» **Stored records**
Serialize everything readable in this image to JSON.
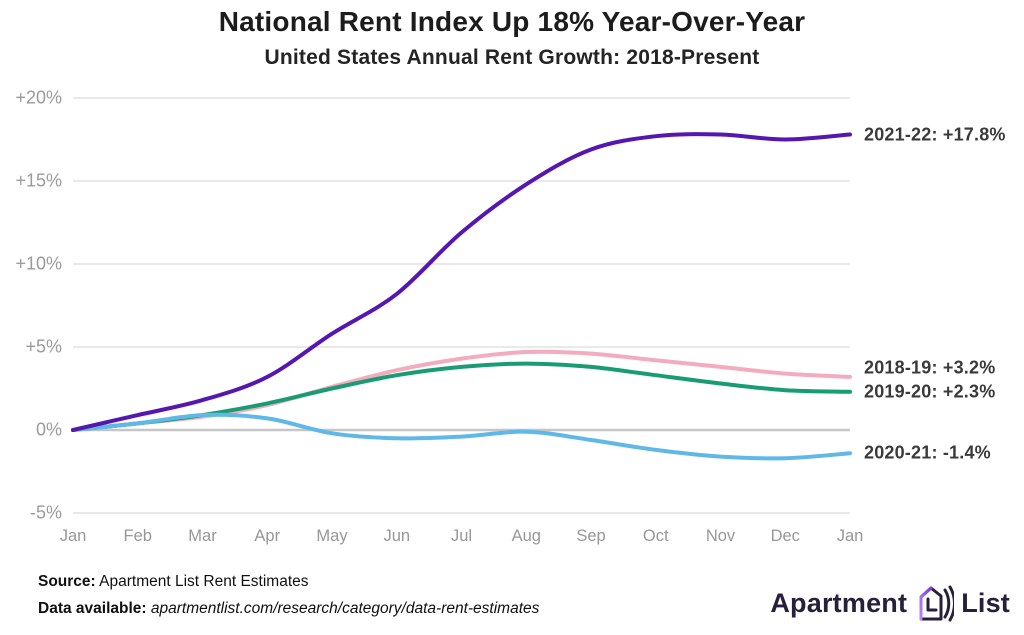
{
  "title": "National Rent Index Up 18% Year-Over-Year",
  "subtitle": "United States Annual Rent Growth: 2018-Present",
  "chart_data": {
    "type": "line",
    "x_tick_labels": [
      "Jan",
      "Feb",
      "Mar",
      "Apr",
      "May",
      "Jun",
      "Jul",
      "Aug",
      "Sep",
      "Oct",
      "Nov",
      "Dec",
      "Jan"
    ],
    "y_tick_labels": [
      "+20%",
      "+15%",
      "+10%",
      "+5%",
      "0%",
      "-5%"
    ],
    "y_tick_values": [
      20,
      15,
      10,
      5,
      0,
      -5
    ],
    "ylim": [
      -5,
      20
    ],
    "grid": "horizontal",
    "legend_position": "right-of-line-ends",
    "series": [
      {
        "name": "2018-19",
        "label": "2018-19: +3.2%",
        "final_value": 3.2,
        "color": "#f3abbe",
        "values": [
          0,
          0.4,
          0.8,
          1.5,
          2.6,
          3.6,
          4.3,
          4.7,
          4.6,
          4.2,
          3.8,
          3.4,
          3.2
        ]
      },
      {
        "name": "2019-20",
        "label": "2019-20: +2.3%",
        "final_value": 2.3,
        "color": "#189c74",
        "values": [
          0,
          0.4,
          0.9,
          1.6,
          2.5,
          3.3,
          3.8,
          4.0,
          3.8,
          3.3,
          2.8,
          2.4,
          2.3
        ]
      },
      {
        "name": "2020-21",
        "label": "2020-21: -1.4%",
        "final_value": -1.4,
        "color": "#5fb8e6",
        "values": [
          0,
          0.4,
          0.9,
          0.7,
          -0.2,
          -0.5,
          -0.4,
          -0.1,
          -0.6,
          -1.2,
          -1.6,
          -1.7,
          -1.4
        ]
      },
      {
        "name": "2021-22",
        "label": "2021-22: +17.8%",
        "final_value": 17.8,
        "color": "#5617b0",
        "values": [
          0,
          0.9,
          1.8,
          3.2,
          5.8,
          8.2,
          11.9,
          14.8,
          16.9,
          17.7,
          17.8,
          17.5,
          17.8
        ]
      }
    ]
  },
  "footer": {
    "source_label": "Source:",
    "source_text": " Apartment List Rent Estimates",
    "data_label": "Data available:",
    "data_text": " apartmentlist.com/research/category/data-rent-estimates"
  },
  "logo": {
    "word1": "Apartment",
    "word2": "List"
  },
  "colors": {
    "grid_line": "#e9e9e9",
    "zero_line": "#c6c6c6",
    "axis_text": "#9b9b9b",
    "series_label_text": "#3a3a3a",
    "logo_dark": "#26203b",
    "logo_purple": "#7c3aed"
  }
}
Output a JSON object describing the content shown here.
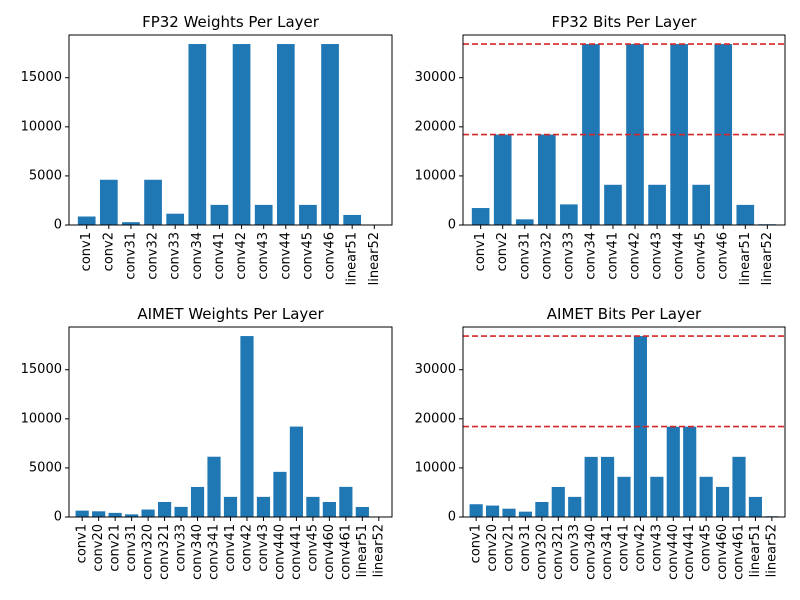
{
  "figure": {
    "background": "#ffffff"
  },
  "chart_data": [
    {
      "type": "bar",
      "title": "FP32 Weights Per Layer",
      "xlabel": "",
      "ylabel": "",
      "categories": [
        "conv1",
        "conv2",
        "conv31",
        "conv32",
        "conv33",
        "conv34",
        "conv41",
        "conv42",
        "conv43",
        "conv44",
        "conv45",
        "conv46",
        "linear51",
        "linear52"
      ],
      "values": [
        864,
        4608,
        288,
        4608,
        1152,
        18432,
        2048,
        18432,
        2048,
        18432,
        2048,
        18432,
        1024,
        40
      ],
      "ylim": [
        0,
        19353
      ],
      "yticks": [
        0,
        5000,
        10000,
        15000
      ],
      "bar_color": "#1f77b4",
      "hlines": [],
      "grid": false
    },
    {
      "type": "bar",
      "title": "FP32 Bits Per Layer",
      "xlabel": "",
      "ylabel": "",
      "categories": [
        "conv1",
        "conv2",
        "conv31",
        "conv32",
        "conv33",
        "conv34",
        "conv41",
        "conv42",
        "conv43",
        "conv44",
        "conv45",
        "conv46",
        "linear51",
        "linear52"
      ],
      "values": [
        3456,
        18432,
        1152,
        18432,
        4200,
        36864,
        8192,
        36864,
        8192,
        36864,
        8192,
        36864,
        4096,
        160
      ],
      "ylim": [
        0,
        38707
      ],
      "yticks": [
        0,
        10000,
        20000,
        30000
      ],
      "bar_color": "#1f77b4",
      "hlines": [
        36864,
        18432
      ],
      "hline_color": "#d62728",
      "grid": false
    },
    {
      "type": "bar",
      "title": "AIMET Weights Per Layer",
      "xlabel": "",
      "ylabel": "",
      "categories": [
        "conv1",
        "conv20",
        "conv21",
        "conv31",
        "conv320",
        "conv321",
        "conv33",
        "conv340",
        "conv341",
        "conv41",
        "conv42",
        "conv43",
        "conv440",
        "conv441",
        "conv45",
        "conv460",
        "conv461",
        "linear51",
        "linear52"
      ],
      "values": [
        650,
        580,
        420,
        270,
        760,
        1530,
        1030,
        3060,
        6140,
        2050,
        18430,
        2050,
        4600,
        9210,
        2050,
        1530,
        3070,
        1020,
        40
      ],
      "ylim": [
        0,
        19353
      ],
      "yticks": [
        0,
        5000,
        10000,
        15000
      ],
      "bar_color": "#1f77b4",
      "hlines": [],
      "grid": false
    },
    {
      "type": "bar",
      "title": "AIMET Bits Per Layer",
      "xlabel": "",
      "ylabel": "",
      "categories": [
        "conv1",
        "conv20",
        "conv21",
        "conv31",
        "conv320",
        "conv321",
        "conv33",
        "conv340",
        "conv341",
        "conv41",
        "conv42",
        "conv43",
        "conv440",
        "conv441",
        "conv45",
        "conv460",
        "conv461",
        "linear51",
        "linear52"
      ],
      "values": [
        2600,
        2330,
        1690,
        1090,
        3060,
        6120,
        4100,
        12250,
        12250,
        8190,
        36860,
        8190,
        18400,
        18400,
        8190,
        6130,
        12260,
        4090,
        160
      ],
      "ylim": [
        0,
        38707
      ],
      "yticks": [
        0,
        10000,
        20000,
        30000
      ],
      "bar_color": "#1f77b4",
      "hlines": [
        36864,
        18432
      ],
      "hline_color": "#d62728",
      "grid": false
    }
  ]
}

» **The task**
Repeat the records above exactly, omitting every picture.

» **The solution**
Serialize everything readable in this image to JSON.
{
  "title": "National Rent Index Up 18% Year-Over-Year",
  "subtitle": "United States Annual Rent Growth: 2018-Present",
  "chart_data": {
    "type": "line",
    "x_tick_labels": [
      "Jan",
      "Feb",
      "Mar",
      "Apr",
      "May",
      "Jun",
      "Jul",
      "Aug",
      "Sep",
      "Oct",
      "Nov",
      "Dec",
      "Jan"
    ],
    "y_tick_labels": [
      "+20%",
      "+15%",
      "+10%",
      "+5%",
      "0%",
      "-5%"
    ],
    "y_tick_values": [
      20,
      15,
      10,
      5,
      0,
      -5
    ],
    "ylim": [
      -5,
      20
    ],
    "grid": "horizontal",
    "legend_position": "right-of-line-ends",
    "series": [
      {
        "name": "2018-19",
        "label": "2018-19: +3.2%",
        "final_value": 3.2,
        "color": "#f3abbe",
        "values": [
          0,
          0.4,
          0.8,
          1.5,
          2.6,
          3.6,
          4.3,
          4.7,
          4.6,
          4.2,
          3.8,
          3.4,
          3.2
        ]
      },
      {
        "name": "2019-20",
        "label": "2019-20: +2.3%",
        "final_value": 2.3,
        "color": "#189c74",
        "values": [
          0,
          0.4,
          0.9,
          1.6,
          2.5,
          3.3,
          3.8,
          4.0,
          3.8,
          3.3,
          2.8,
          2.4,
          2.3
        ]
      },
      {
        "name": "2020-21",
        "label": "2020-21: -1.4%",
        "final_value": -1.4,
        "color": "#5fb8e6",
        "values": [
          0,
          0.4,
          0.9,
          0.7,
          -0.2,
          -0.5,
          -0.4,
          -0.1,
          -0.6,
          -1.2,
          -1.6,
          -1.7,
          -1.4
        ]
      },
      {
        "name": "2021-22",
        "label": "2021-22: +17.8%",
        "final_value": 17.8,
        "color": "#5617b0",
        "values": [
          0,
          0.9,
          1.8,
          3.2,
          5.8,
          8.2,
          11.9,
          14.8,
          16.9,
          17.7,
          17.8,
          17.5,
          17.8
        ]
      }
    ]
  },
  "footer": {
    "source_label": "Source:",
    "source_text": " Apartment List Rent Estimates",
    "data_label": "Data available:",
    "data_text": " apartmentlist.com/research/category/data-rent-estimates"
  },
  "logo": {
    "word1": "Apartment",
    "word2": "List"
  },
  "colors": {
    "grid_line": "#e9e9e9",
    "zero_line": "#c6c6c6",
    "axis_text": "#9b9b9b",
    "series_label_text": "#3a3a3a",
    "logo_dark": "#26203b",
    "logo_purple": "#7c3aed"
  }
}
Output a JSON object describing the content shown here.
{
  "figure": {
    "background": "#ffffff"
  },
  "chart_data": [
    {
      "type": "bar",
      "title": "FP32 Weights Per Layer",
      "xlabel": "",
      "ylabel": "",
      "categories": [
        "conv1",
        "conv2",
        "conv31",
        "conv32",
        "conv33",
        "conv34",
        "conv41",
        "conv42",
        "conv43",
        "conv44",
        "conv45",
        "conv46",
        "linear51",
        "linear52"
      ],
      "values": [
        864,
        4608,
        288,
        4608,
        1152,
        18432,
        2048,
        18432,
        2048,
        18432,
        2048,
        18432,
        1024,
        40
      ],
      "ylim": [
        0,
        19353
      ],
      "yticks": [
        0,
        5000,
        10000,
        15000
      ],
      "bar_color": "#1f77b4",
      "hlines": [],
      "grid": false
    },
    {
      "type": "bar",
      "title": "FP32 Bits Per Layer",
      "xlabel": "",
      "ylabel": "",
      "categories": [
        "conv1",
        "conv2",
        "conv31",
        "conv32",
        "conv33",
        "conv34",
        "conv41",
        "conv42",
        "conv43",
        "conv44",
        "conv45",
        "conv46",
        "linear51",
        "linear52"
      ],
      "values": [
        3456,
        18432,
        1152,
        18432,
        4200,
        36864,
        8192,
        36864,
        8192,
        36864,
        8192,
        36864,
        4096,
        160
      ],
      "ylim": [
        0,
        38707
      ],
      "yticks": [
        0,
        10000,
        20000,
        30000
      ],
      "bar_color": "#1f77b4",
      "hlines": [
        36864,
        18432
      ],
      "hline_color": "#d62728",
      "grid": false
    },
    {
      "type": "bar",
      "title": "AIMET Weights Per Layer",
      "xlabel": "",
      "ylabel": "",
      "categories": [
        "conv1",
        "conv20",
        "conv21",
        "conv31",
        "conv320",
        "conv321",
        "conv33",
        "conv340",
        "conv341",
        "conv41",
        "conv42",
        "conv43",
        "conv440",
        "conv441",
        "conv45",
        "conv460",
        "conv461",
        "linear51",
        "linear52"
      ],
      "values": [
        650,
        580,
        420,
        270,
        760,
        1530,
        1030,
        3060,
        6140,
        2050,
        18430,
        2050,
        4600,
        9210,
        2050,
        1530,
        3070,
        1020,
        40
      ],
      "ylim": [
        0,
        19353
      ],
      "yticks": [
        0,
        5000,
        10000,
        15000
      ],
      "bar_color": "#1f77b4",
      "hlines": [],
      "grid": false
    },
    {
      "type": "bar",
      "title": "AIMET Bits Per Layer",
      "xlabel": "",
      "ylabel": "",
      "categories": [
        "conv1",
        "conv20",
        "conv21",
        "conv31",
        "conv320",
        "conv321",
        "conv33",
        "conv340",
        "conv341",
        "conv41",
        "conv42",
        "conv43",
        "conv440",
        "conv441",
        "conv45",
        "conv460",
        "conv461",
        "linear51",
        "linear52"
      ],
      "values": [
        2600,
        2330,
        1690,
        1090,
        3060,
        6120,
        4100,
        12250,
        12250,
        8190,
        36860,
        8190,
        18400,
        18400,
        8190,
        6130,
        12260,
        4090,
        160
      ],
      "ylim": [
        0,
        38707
      ],
      "yticks": [
        0,
        10000,
        20000,
        30000
      ],
      "bar_color": "#1f77b4",
      "hlines": [
        36864,
        18432
      ],
      "hline_color": "#d62728",
      "grid": false
    }
  ]
}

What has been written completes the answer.